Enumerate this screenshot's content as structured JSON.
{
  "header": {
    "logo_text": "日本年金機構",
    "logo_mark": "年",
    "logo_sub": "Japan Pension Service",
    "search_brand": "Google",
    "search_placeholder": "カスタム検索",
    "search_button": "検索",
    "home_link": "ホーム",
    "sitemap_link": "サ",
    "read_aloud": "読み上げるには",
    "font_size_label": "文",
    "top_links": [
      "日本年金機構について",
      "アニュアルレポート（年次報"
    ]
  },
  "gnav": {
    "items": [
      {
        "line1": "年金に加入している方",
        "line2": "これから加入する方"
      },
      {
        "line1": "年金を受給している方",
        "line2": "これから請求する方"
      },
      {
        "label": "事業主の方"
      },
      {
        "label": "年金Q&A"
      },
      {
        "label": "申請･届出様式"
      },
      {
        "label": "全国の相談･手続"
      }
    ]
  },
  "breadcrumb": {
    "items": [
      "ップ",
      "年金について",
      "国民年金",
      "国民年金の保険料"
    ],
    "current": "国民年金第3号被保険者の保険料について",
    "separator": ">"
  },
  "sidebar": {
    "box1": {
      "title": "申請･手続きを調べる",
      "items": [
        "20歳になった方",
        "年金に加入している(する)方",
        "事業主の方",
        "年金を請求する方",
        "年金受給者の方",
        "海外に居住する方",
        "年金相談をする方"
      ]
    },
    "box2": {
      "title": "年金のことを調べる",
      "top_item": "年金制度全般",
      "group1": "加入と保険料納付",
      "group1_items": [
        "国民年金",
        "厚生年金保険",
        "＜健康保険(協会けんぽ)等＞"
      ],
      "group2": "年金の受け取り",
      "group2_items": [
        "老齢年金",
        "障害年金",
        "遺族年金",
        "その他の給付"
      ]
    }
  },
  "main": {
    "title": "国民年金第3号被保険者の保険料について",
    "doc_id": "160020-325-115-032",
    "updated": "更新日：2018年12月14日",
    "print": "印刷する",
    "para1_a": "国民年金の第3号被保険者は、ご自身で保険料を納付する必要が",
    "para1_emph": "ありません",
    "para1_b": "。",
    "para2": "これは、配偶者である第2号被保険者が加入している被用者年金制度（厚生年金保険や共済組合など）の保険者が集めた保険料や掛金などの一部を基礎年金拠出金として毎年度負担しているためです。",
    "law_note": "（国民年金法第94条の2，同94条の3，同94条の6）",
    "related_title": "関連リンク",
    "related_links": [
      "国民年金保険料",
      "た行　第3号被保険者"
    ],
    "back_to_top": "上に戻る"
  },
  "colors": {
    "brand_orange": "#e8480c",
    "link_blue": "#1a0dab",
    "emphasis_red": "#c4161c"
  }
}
────────────────────────────────────────
TASK TO CARRY OUT » Could you transcribe the records in full, exactly?

FULL SOLUTION »
Enumerate this screenshot's content as structured JSON.
{
  "header": {
    "logo_text": "日本年金機構",
    "logo_mark": "年",
    "logo_sub": "Japan Pension Service",
    "search_brand": "Google",
    "search_placeholder": "カスタム検索",
    "search_button": "検索",
    "home_link": "ホーム",
    "sitemap_link": "サ",
    "read_aloud": "読み上げるには",
    "font_size_label": "文",
    "top_links": [
      "日本年金機構について",
      "アニュアルレポート（年次報"
    ]
  },
  "gnav": {
    "items": [
      {
        "line1": "年金に加入している方",
        "line2": "これから加入する方"
      },
      {
        "line1": "年金を受給している方",
        "line2": "これから請求する方"
      },
      {
        "label": "事業主の方"
      },
      {
        "label": "年金Q&A"
      },
      {
        "label": "申請･届出様式"
      },
      {
        "label": "全国の相談･手続"
      }
    ]
  },
  "breadcrumb": {
    "items": [
      "ップ",
      "年金について",
      "国民年金",
      "国民年金の保険料"
    ],
    "current": "国民年金第3号被保険者の保険料について",
    "separator": ">"
  },
  "sidebar": {
    "box1": {
      "title": "申請･手続きを調べる",
      "items": [
        "20歳になった方",
        "年金に加入している(する)方",
        "事業主の方",
        "年金を請求する方",
        "年金受給者の方",
        "海外に居住する方",
        "年金相談をする方"
      ]
    },
    "box2": {
      "title": "年金のことを調べる",
      "top_item": "年金制度全般",
      "group1": "加入と保険料納付",
      "group1_items": [
        "国民年金",
        "厚生年金保険",
        "＜健康保険(協会けんぽ)等＞"
      ],
      "group2": "年金の受け取り",
      "group2_items": [
        "老齢年金",
        "障害年金",
        "遺族年金",
        "その他の給付"
      ]
    }
  },
  "main": {
    "title": "国民年金第3号被保険者の保険料について",
    "doc_id": "160020-325-115-032",
    "updated": "更新日：2018年12月14日",
    "print": "印刷する",
    "para1_a": "国民年金の第3号被保険者は、ご自身で保険料を納付する必要が",
    "para1_emph": "ありません",
    "para1_b": "。",
    "para2": "これは、配偶者である第2号被保険者が加入している被用者年金制度（厚生年金保険や共済組合など）の保険者が集めた保険料や掛金などの一部を基礎年金拠出金として毎年度負担しているためです。",
    "law_note": "（国民年金法第94条の2，同94条の3，同94条の6）",
    "related_title": "関連リンク",
    "related_links": [
      "国民年金保険料",
      "た行　第3号被保険者"
    ],
    "back_to_top": "上に戻る"
  },
  "colors": {
    "brand_orange": "#e8480c",
    "link_blue": "#1a0dab",
    "emphasis_red": "#c4161c"
  }
}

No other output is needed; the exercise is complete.